*TASK SET*.
• A. In the report on pasture-based swine production, which university carried out the market research in 1998?
• B. Copy from the swine production report the passage that begins at the words "Project Type: Research and Education" and stops after "Farm Development Corp.".
• C. Proceed with the report on pasture-based swine production in the Mississippi Delta, picking up after its final sentence.

The Development of Pasture-Based Swine Production Systems for Limited Resource Farms in the Mississippi Delta

1995 Annual Report for LS95-067

Project Type: Research and Education
Funds awarded in 1995: $274,412.00
Projected End Date: 12/31/1998
Matching Non-Federal Funds: $68,852.00
Region: Southern
State: Arkansas
Principal Investigator:
Bryant Stephens
AK Land & Farm Development Corp.

The Development of Pasture-Based Swine Production Systems for Limited Resource Farms in the Mississippi Delta


Agriculture in the Mississippi Delta of Arkansas is dominated by traditional row crops such as cotton, rice, and soybeans that are produced on large-scale farms. Therefore, this demonstration-education project was designed to provide technical-assistance to aid limited-resource farmers interested in adopting a pasture-based swine management (PBSM) system. Pasture-based systems or outdoor systems, offer a relatively low-cost alternative to conventional systems, therefore, are appropriate for limited-resource farmers in the Delta.

1) Design and develop an effective training system for pasture-based swine production.
2 ) Provide training and technical assistance to limited-resource farmers to increase the adoption rate of pasture-based swine production in the Mississippi Delta region.
3) assess the market potential for pasture-raised pork in the Mississippi Delta of Arkansas.
4) identify perception and acceptance of pasture-raised pork among consumers in the Mississippi Delta region of Arkansas.
5) assess the economic and social impact of pasture-based swine production in the Mississippi Delta region.

In the first year, the major focus of the project was the establishment of a community-based demonstration site where farmers could visit to learn how to set up and operate PBSM systems. This site was constructed on land operated by the Arkansas Land and Farm Development Corporation in September 1996. Throughout the project, presentations at ALFDC conferences, field days, and tours of the ALFDC demonstration site have provided technical information for farmers and increased the community awareness of low-cost, sustainable methods of producing pork.

To increase the scope of the community-based training and demonstration program, two private farmers in 1997 and four in 1998 were selected to serve as farmer-trainers to assist in the training of other farmers in their communities interested in PBSM systems. The University of Arkansas at Pine Bluff was also selected in 1998 to build a PBSM demonstration site to serve farmers in the southern region of Arkansas.

Paraprofessional Training: Technical support staff evaluated farm sites and developed pasture layout plan for each farmer. Several informal workshops were conducted at the ALFDC demonstration site to provide farmers with hands-on experience in constructing farrowing huts with electrical fencing and pastures. Because each of these farms are small-scale based on industry standards, a specific management plan was provided to encourage cooperation among farmers and uniformity in management. Farmers were visited frequently to provide assistance and assess their development progress in the PBSM systems. Periodically, meetings of the farmer-trainers were held at the ALFDC so they could discuss among themselves problems and strategies for solving individual problems.

Market research was conducted during 1998 by Arkansas State University to determine consumer perception and preferences for pasture-raised pork. A mail questionnaire was designed and sent to a sample population that was randomly selected from 1,200 consumers, 42 supermarkets and restaurants located in 12 agricultural districts in the Delta region of Arkansas and the cities of Little Rock and Memphis, TN.

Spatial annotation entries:
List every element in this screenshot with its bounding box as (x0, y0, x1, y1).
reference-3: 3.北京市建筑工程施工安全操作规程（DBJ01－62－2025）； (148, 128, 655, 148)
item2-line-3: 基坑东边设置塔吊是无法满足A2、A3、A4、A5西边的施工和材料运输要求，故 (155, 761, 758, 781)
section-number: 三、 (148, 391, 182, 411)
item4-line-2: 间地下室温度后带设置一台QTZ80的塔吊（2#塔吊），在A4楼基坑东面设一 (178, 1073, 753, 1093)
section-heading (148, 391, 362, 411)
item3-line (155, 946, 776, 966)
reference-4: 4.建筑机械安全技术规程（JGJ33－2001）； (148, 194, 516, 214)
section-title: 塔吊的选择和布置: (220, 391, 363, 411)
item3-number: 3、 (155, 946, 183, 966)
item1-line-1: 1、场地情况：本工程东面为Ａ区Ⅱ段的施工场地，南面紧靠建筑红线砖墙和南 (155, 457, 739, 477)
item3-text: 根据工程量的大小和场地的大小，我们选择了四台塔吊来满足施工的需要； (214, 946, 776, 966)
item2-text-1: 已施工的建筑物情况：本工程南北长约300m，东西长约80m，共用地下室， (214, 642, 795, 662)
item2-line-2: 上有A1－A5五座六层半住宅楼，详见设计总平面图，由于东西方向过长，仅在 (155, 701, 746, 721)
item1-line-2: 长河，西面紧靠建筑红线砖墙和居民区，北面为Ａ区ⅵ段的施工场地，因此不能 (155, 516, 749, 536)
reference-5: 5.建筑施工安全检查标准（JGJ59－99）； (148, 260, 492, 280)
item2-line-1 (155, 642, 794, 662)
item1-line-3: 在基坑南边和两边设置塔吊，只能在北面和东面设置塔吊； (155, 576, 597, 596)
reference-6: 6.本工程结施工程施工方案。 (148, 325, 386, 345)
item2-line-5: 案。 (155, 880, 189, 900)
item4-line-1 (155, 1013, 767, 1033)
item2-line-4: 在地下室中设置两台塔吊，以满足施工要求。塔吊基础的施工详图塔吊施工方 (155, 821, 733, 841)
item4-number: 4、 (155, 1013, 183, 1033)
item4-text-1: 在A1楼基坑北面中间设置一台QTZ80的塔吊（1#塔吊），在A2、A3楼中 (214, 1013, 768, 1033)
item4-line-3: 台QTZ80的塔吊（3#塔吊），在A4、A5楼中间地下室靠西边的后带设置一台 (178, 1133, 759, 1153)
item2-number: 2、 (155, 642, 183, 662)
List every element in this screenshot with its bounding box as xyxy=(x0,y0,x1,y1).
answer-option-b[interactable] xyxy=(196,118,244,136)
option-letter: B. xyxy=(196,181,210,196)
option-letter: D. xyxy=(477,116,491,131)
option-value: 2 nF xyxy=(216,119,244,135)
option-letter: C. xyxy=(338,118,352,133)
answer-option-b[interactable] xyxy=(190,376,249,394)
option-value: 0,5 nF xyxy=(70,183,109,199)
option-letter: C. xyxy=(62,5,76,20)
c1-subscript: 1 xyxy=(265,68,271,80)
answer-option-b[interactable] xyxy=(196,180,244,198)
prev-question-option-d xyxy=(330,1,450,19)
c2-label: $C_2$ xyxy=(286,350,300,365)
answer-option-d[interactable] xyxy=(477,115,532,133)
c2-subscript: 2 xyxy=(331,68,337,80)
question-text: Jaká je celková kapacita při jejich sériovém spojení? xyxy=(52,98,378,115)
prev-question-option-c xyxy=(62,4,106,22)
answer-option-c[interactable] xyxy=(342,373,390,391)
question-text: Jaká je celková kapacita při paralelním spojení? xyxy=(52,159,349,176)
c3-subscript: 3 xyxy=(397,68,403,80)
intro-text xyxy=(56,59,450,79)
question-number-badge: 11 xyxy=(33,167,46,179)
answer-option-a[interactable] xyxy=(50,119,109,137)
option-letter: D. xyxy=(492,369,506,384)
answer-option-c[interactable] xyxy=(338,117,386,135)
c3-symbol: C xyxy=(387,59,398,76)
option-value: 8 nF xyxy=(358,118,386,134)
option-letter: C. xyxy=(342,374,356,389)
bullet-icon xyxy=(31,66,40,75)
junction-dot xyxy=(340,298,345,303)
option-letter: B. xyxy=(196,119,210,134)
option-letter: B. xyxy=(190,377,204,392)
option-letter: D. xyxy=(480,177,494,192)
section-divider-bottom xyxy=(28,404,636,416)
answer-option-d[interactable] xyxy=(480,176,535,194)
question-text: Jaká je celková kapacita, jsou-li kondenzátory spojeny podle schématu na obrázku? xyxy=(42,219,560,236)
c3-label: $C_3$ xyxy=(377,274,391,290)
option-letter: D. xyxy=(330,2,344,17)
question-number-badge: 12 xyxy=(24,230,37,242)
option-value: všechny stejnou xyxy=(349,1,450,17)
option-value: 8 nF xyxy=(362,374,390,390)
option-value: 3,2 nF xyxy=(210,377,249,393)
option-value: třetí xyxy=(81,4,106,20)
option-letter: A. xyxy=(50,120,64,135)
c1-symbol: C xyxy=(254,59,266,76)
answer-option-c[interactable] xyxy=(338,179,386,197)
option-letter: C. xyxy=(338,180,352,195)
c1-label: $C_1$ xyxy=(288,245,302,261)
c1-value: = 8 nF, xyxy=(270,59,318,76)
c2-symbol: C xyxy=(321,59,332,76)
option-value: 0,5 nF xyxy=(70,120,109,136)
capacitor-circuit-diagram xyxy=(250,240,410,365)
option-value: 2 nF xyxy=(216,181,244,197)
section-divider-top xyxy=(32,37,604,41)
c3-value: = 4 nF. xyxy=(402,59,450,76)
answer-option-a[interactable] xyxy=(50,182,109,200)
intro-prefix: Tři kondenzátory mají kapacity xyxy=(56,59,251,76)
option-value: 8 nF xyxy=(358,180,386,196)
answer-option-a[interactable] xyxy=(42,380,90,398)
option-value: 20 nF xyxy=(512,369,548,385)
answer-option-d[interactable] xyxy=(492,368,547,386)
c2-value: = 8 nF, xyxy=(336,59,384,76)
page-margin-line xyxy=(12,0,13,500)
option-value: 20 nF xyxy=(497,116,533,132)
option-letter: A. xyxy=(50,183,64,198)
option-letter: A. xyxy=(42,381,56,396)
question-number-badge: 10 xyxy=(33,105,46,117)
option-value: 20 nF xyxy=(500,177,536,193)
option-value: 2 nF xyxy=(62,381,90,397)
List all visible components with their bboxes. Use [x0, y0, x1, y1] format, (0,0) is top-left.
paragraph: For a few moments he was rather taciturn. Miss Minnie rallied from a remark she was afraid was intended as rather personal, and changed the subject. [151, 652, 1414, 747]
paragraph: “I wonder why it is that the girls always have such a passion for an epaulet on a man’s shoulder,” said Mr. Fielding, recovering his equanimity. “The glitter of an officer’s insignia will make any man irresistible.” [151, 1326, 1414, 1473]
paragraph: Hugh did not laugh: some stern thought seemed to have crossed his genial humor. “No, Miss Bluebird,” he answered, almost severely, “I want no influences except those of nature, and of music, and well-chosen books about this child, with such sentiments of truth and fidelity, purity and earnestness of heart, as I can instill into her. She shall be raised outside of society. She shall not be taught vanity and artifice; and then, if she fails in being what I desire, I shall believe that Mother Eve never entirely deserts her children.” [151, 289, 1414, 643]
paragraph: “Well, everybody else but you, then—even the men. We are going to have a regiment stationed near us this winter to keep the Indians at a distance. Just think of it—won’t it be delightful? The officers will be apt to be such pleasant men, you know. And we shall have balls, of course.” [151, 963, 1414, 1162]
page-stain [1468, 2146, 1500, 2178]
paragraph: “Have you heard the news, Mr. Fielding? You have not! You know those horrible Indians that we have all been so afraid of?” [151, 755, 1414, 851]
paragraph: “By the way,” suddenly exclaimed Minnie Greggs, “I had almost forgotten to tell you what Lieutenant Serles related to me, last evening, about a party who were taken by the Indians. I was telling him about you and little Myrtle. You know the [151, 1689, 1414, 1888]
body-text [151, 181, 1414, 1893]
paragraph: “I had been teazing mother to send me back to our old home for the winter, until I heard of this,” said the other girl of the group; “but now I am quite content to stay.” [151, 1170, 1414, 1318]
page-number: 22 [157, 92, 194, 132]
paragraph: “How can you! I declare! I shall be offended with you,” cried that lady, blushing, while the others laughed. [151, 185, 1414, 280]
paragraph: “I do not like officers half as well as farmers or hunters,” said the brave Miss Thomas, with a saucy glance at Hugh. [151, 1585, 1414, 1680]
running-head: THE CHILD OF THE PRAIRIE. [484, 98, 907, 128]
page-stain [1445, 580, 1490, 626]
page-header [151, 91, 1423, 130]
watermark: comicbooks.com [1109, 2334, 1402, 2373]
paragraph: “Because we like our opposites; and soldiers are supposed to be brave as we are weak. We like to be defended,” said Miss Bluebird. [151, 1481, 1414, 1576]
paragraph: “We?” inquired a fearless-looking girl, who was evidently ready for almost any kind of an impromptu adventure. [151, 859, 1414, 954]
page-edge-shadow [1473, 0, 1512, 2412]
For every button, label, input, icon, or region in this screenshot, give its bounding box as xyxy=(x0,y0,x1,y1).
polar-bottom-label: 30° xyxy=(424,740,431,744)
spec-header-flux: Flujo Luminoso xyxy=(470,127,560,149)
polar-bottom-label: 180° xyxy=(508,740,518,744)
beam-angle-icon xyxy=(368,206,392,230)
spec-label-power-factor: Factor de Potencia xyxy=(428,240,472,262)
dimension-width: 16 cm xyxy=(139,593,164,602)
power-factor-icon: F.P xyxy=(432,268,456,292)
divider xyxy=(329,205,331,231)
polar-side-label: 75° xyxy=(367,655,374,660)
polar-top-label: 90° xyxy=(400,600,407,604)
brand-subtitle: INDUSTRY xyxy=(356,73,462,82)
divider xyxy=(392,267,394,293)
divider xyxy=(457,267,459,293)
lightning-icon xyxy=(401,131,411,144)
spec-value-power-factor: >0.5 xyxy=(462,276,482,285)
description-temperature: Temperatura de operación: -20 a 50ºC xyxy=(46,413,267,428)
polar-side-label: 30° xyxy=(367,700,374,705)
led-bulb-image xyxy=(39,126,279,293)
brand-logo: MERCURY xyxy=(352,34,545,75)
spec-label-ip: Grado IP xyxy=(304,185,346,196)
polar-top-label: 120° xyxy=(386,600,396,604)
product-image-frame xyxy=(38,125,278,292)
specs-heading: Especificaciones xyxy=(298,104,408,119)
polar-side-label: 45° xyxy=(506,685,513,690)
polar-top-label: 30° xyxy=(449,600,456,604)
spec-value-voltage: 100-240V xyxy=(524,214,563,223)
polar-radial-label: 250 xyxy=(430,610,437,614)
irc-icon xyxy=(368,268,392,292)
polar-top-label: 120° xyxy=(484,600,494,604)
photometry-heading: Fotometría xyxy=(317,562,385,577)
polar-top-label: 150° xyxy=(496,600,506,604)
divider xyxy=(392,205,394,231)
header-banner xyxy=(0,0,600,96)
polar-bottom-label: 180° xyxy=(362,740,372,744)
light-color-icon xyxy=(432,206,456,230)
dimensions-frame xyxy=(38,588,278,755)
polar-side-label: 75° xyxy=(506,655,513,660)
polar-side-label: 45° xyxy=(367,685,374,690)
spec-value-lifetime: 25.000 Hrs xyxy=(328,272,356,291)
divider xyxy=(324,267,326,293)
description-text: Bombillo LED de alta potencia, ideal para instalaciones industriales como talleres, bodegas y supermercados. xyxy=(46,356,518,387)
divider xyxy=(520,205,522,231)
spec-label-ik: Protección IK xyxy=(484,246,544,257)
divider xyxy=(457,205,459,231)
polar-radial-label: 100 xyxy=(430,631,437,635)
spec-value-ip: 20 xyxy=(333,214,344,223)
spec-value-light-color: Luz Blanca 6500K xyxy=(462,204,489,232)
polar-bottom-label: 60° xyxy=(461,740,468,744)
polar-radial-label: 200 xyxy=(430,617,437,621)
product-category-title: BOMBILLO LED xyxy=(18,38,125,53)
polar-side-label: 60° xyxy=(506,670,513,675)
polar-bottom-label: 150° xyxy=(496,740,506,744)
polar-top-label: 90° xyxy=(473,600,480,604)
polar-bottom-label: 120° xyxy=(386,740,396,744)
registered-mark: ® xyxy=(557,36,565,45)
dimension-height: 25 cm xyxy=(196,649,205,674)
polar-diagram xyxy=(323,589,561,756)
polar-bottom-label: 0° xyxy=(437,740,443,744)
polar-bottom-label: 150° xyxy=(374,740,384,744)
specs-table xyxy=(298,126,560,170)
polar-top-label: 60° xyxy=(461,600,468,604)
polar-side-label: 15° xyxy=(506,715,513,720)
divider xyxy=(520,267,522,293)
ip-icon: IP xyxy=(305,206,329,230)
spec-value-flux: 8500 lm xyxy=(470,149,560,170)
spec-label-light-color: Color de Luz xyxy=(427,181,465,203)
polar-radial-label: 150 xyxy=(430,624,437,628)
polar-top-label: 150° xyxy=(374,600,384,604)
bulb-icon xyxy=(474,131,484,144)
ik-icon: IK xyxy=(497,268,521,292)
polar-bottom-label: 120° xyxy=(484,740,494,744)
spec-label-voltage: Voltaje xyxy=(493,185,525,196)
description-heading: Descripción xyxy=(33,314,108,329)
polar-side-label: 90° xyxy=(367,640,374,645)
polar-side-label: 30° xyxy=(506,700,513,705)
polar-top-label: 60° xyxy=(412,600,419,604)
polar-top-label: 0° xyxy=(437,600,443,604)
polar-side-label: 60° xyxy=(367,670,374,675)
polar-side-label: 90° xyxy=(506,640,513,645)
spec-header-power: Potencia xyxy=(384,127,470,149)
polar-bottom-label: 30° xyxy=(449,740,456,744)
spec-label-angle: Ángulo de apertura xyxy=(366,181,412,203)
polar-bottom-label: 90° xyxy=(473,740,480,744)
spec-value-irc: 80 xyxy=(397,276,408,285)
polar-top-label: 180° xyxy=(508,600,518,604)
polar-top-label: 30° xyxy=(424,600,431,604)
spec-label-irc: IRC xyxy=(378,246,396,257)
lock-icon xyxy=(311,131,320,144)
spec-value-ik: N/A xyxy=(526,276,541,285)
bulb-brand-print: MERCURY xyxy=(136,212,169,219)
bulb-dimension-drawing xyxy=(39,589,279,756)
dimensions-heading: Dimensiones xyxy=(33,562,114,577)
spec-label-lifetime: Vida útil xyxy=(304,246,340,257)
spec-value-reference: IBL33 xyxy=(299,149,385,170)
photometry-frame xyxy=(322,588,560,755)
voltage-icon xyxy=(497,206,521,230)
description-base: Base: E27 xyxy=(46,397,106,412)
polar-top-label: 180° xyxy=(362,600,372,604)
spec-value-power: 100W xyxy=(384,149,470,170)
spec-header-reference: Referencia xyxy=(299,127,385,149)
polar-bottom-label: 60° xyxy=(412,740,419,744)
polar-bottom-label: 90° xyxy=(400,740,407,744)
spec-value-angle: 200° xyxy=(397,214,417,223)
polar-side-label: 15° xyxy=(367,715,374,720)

*RESULTS OF THE TASKS*.
• A. Arkansas State University

• B.
Project Type: Research and Education
Funds awarded in 1995: $274,412.00
Projected End Date: 12/31/1998
Matching Non-Federal Funds: $68,852.00
Region: Southern
State: Arkansas
Principal Investigator:
Bryant Stephens
AK Land & Farm Development Corp.

• C.
Using the USDA Forest Service computer-based IMPLAN (Impact Modeling and Planning) system that is capable of estimating regional and county level data on inter-firm and industry economic impact, the market survey estimated the direct, indirect, and induced effects of pasture-raised pork operations and value-added activities of a prospective limited-resource farmer on the economy of the Delta area of Arkansas. Data used for the analysis was based on projected pork production and value-added activities of a single farmer and 1997 industrial relationship data of twelve a districts selected from the Delta area of Arkansas.

The ALFDC demonstration site has been a valuable resource not only to train farmers but to demonstrate that a PBSM system can be constructed and operated using resources available in the Delta. Furthermore, the ALFDC demonstration site has allowed the technical support group to acquire management techniques and information that can be passed on to farmers thus preventing them from making costly mistakes.

Six farmers were selected to establish PBSM systems and to serve as farmer-trainers. In addition, another demonstration site was developed at the University of Arkansas at Pine Bluff The establishment of these farms has increased the scope of the community-based training program and awareness of how to produce pork using low-cost, sustainable methods. Production data generated from all farms will be summarized and used in developing educational materials for limited-resource farmers.

Market survey results. The results of this survey indicated the existence of a market niche for pasture-raised pork products among urban consumers. About 39% of the consumers in rural agricultural districts in Arkansas and almost 70% of urban consumers who responded to the survey showed preference for “environmentally friendly” pork products over conventional ones. Over 73% of the surveyed population identified pasture-raised pork as natural and healthy. Sixty-five percent of retailers surveyed preferred to sell locally and organically grown meat products if available at premium prices.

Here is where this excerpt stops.